Goal:
Print the records again, character for character.
* START Data provided *
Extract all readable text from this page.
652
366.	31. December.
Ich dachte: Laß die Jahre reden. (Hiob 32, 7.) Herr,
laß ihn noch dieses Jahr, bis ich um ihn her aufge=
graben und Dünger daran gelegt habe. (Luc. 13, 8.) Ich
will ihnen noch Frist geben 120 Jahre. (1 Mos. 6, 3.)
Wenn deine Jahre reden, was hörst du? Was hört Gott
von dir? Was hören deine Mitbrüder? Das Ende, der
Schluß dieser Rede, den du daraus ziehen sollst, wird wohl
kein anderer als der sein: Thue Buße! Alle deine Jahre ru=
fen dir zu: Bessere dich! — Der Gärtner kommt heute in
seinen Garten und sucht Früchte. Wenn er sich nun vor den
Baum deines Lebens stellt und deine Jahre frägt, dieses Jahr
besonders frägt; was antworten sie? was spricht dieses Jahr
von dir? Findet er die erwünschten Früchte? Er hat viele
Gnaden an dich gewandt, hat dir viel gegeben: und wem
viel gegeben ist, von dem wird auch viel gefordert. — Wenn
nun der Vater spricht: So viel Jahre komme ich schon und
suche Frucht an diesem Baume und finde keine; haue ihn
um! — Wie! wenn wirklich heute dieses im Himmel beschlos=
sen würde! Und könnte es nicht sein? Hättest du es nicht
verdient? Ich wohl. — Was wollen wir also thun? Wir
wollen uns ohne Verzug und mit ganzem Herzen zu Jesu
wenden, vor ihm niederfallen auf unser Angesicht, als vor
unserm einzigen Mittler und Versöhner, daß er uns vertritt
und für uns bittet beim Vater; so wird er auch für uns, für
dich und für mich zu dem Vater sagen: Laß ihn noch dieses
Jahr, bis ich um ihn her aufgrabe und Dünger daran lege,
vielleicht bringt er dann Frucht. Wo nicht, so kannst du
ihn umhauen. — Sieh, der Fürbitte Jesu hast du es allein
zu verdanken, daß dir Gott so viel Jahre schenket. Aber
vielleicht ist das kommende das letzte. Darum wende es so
* END Data provided *
Right answer:
Extract all readable text from this page.
652
366.	31. December.
Ich dachte: Laß die Jahre reden. (Hiob 32, 7.) Herr,
laß ihn noch dieses Jahr, bis ich um ihn her aufge=
graben und Dünger daran gelegt habe. (Luc. 13, 8.) Ich
will ihnen noch Frist geben 120 Jahre. (1 Mos. 6, 3.)
Wenn deine Jahre reden, was hörst du? Was hört Gott
von dir? Was hören deine Mitbrüder? Das Ende, der
Schluß dieser Rede, den du daraus ziehen sollst, wird wohl
kein anderer als der sein: Thue Buße! Alle deine Jahre ru=
fen dir zu: Bessere dich! — Der Gärtner kommt heute in
seinen Garten und sucht Früchte. Wenn er sich nun vor den
Baum deines Lebens stellt und deine Jahre frägt, dieses Jahr
besonders frägt; was antworten sie? was spricht dieses Jahr
von dir? Findet er die erwünschten Früchte? Er hat viele
Gnaden an dich gewandt, hat dir viel gegeben: und wem
viel gegeben ist, von dem wird auch viel gefordert. — Wenn
nun der Vater spricht: So viel Jahre komme ich schon und
suche Frucht an diesem Baume und finde keine; haue ihn
um! — Wie! wenn wirklich heute dieses im Himmel beschlos=
sen würde! Und könnte es nicht sein? Hättest du es nicht
verdient? Ich wohl. — Was wollen wir also thun? Wir
wollen uns ohne Verzug und mit ganzem Herzen zu Jesu
wenden, vor ihm niederfallen auf unser Angesicht, als vor
unserm einzigen Mittler und Versöhner, daß er uns vertritt
und für uns bittet beim Vater; so wird er auch für uns, für
dich und für mich zu dem Vater sagen: Laß ihn noch dieses
Jahr, bis ich um ihn her aufgrabe und Dünger daran lege,
vielleicht bringt er dann Frucht. Wo nicht, so kannst du
ihn umhauen. — Sieh, der Fürbitte Jesu hast du es allein
zu verdanken, daß dir Gott so viel Jahre schenket. Aber
vielleicht ist das kommende das letzte. Darum wende es so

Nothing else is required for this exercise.